Goal — Go through the material and pull out every line with the string "veiligheids" in it.

Records for this task —

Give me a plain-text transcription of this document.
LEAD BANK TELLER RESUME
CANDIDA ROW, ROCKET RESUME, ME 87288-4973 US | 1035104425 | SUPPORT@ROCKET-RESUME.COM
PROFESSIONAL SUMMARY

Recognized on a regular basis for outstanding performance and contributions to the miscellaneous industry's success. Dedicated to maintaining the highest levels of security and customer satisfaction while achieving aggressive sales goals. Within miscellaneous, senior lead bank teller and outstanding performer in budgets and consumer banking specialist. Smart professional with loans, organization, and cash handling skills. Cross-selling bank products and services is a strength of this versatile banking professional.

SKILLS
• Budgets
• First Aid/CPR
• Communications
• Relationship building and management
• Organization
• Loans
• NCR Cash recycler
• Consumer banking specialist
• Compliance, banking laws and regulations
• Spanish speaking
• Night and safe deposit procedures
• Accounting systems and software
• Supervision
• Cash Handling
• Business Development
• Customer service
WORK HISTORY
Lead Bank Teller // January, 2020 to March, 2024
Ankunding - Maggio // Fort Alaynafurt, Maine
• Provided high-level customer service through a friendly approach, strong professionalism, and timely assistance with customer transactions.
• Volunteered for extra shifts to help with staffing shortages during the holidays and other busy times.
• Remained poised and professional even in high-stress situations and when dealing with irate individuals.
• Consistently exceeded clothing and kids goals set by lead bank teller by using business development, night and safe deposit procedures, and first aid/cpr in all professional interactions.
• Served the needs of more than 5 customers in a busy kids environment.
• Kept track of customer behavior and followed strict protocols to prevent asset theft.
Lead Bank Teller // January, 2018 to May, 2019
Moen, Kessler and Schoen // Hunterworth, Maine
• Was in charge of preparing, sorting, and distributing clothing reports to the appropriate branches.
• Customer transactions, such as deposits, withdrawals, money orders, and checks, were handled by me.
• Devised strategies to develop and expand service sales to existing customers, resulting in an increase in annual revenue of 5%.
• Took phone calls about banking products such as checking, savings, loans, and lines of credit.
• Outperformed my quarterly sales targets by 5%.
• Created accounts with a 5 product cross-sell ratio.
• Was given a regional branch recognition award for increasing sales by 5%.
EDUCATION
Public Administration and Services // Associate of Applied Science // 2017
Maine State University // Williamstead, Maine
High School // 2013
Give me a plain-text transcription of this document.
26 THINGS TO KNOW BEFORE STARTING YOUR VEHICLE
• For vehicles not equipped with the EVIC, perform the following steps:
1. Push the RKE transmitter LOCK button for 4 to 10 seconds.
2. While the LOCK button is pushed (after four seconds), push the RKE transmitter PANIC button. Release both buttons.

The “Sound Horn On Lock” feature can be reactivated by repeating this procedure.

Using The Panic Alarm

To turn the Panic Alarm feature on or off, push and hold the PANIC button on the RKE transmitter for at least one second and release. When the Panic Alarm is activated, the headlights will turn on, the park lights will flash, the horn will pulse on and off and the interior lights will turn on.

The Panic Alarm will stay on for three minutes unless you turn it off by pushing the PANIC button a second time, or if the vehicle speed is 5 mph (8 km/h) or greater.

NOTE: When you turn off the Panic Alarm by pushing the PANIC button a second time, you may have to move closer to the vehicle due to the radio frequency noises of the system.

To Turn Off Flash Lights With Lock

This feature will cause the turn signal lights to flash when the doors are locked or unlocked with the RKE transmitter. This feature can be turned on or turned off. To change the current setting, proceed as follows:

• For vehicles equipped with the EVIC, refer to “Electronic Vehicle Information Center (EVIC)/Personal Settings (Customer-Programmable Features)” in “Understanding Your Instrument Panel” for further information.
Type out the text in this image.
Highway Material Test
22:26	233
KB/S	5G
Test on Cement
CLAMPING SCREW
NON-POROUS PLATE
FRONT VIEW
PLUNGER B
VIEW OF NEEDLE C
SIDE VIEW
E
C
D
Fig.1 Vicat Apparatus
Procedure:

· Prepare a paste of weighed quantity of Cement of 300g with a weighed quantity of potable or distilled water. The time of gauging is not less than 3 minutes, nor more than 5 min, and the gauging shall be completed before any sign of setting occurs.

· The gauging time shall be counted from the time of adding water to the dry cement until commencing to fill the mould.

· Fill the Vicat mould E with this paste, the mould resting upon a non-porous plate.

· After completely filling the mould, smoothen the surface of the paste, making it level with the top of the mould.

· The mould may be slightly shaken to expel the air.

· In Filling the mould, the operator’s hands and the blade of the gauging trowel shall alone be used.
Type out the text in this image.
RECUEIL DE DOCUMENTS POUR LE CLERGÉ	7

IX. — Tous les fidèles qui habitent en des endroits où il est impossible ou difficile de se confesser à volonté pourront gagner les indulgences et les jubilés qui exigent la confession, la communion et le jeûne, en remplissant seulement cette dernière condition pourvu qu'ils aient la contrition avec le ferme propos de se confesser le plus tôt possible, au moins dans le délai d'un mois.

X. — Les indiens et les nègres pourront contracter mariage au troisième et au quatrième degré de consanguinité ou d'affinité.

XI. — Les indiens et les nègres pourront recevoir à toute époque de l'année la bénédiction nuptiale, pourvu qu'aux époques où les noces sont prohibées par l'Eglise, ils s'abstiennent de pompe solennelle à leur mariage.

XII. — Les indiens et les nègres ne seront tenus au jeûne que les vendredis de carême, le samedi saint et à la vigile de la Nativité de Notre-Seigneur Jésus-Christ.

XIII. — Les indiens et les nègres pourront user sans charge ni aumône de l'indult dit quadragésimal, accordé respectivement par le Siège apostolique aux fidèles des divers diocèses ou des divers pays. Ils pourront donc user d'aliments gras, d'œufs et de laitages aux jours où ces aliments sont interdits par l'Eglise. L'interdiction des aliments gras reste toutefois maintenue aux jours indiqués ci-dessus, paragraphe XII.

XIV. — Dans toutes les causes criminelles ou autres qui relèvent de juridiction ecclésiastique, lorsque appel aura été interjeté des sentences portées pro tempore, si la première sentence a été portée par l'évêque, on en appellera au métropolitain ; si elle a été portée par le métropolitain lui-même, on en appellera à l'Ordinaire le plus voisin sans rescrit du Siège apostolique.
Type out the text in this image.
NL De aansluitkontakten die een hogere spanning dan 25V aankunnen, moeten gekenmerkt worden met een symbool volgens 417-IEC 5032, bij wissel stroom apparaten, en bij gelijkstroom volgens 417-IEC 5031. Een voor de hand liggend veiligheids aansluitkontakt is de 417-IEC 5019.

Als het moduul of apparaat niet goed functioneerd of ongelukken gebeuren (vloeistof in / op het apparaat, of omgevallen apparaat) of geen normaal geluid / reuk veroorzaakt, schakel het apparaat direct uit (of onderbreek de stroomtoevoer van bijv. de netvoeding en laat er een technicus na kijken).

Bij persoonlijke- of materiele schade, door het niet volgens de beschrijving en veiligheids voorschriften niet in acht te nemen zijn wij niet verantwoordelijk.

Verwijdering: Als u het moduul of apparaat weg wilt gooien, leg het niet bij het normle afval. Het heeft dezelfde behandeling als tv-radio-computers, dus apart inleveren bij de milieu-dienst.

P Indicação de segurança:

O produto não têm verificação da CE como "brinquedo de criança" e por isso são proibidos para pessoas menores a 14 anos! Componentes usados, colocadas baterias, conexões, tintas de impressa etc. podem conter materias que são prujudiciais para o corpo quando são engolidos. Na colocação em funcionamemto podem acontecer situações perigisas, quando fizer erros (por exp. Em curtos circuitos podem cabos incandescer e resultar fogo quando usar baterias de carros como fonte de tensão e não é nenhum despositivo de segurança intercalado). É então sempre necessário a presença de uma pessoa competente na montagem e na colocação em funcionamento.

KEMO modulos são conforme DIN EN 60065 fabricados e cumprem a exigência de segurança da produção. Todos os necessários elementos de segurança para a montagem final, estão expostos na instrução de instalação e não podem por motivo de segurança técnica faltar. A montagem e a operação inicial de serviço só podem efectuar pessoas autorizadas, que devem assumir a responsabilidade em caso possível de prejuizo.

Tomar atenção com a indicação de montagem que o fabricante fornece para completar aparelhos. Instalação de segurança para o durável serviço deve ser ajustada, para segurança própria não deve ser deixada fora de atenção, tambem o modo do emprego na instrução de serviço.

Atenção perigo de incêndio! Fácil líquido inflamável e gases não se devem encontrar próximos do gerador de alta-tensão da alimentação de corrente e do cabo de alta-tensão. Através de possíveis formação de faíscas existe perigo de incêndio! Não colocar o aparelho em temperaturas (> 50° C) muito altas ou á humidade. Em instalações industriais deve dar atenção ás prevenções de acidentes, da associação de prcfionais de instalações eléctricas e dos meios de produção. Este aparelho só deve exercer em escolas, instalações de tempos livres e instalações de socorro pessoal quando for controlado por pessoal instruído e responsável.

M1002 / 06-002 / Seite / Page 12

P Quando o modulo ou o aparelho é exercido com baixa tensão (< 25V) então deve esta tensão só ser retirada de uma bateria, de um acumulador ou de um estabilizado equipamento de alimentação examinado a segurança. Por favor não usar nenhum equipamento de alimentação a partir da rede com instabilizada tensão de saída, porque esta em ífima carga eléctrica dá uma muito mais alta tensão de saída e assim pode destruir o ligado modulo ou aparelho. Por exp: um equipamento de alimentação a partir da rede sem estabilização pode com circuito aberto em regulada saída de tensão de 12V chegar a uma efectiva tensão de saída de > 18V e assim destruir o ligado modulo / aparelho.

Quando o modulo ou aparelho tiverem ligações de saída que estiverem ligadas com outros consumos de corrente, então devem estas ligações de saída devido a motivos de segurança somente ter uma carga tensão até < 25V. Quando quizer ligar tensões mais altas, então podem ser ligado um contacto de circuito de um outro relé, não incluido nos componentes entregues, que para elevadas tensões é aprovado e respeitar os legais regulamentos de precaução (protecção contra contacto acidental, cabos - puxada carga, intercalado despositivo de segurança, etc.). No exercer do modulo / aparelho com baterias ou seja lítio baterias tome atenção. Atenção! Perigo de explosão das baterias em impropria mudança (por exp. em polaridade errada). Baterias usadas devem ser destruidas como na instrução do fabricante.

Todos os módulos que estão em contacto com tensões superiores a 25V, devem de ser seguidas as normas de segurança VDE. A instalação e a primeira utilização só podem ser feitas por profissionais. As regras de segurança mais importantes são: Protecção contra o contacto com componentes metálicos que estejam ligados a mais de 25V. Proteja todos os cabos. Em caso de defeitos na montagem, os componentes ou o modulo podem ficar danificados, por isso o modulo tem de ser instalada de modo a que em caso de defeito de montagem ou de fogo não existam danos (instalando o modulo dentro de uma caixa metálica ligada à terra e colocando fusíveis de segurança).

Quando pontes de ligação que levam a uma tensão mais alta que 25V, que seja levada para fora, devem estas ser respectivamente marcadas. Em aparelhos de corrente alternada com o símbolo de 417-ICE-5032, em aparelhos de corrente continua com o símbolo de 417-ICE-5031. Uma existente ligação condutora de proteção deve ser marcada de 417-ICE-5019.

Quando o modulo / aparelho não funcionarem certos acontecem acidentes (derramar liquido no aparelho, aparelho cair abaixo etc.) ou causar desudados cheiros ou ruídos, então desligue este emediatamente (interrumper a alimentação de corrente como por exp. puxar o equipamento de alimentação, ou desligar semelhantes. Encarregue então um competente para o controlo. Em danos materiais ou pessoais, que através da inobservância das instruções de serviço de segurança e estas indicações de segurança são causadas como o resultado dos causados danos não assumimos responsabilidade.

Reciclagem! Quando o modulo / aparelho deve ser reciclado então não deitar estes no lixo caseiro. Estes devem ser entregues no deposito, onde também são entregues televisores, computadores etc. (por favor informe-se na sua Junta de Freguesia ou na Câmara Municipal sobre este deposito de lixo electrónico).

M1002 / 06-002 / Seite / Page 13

Written answer —
NL De aansluitkontakten die een hogere spanning dan 25V aankunnen, moeten gekenmerkt worden met een symbool volgens 417-IEC 5032, bij wissel stroom apparaten, en bij gelijkstroom volgens 417-IEC 5031. Een voor de hand liggend veiligheids aansluitkontakt is de 417-IEC 5019.
Bij persoonlijke- of materiele schade, door het niet volgens de beschrijving en veiligheids voorschriften niet in acht te nemen zijn wij niet verantwoordelijk.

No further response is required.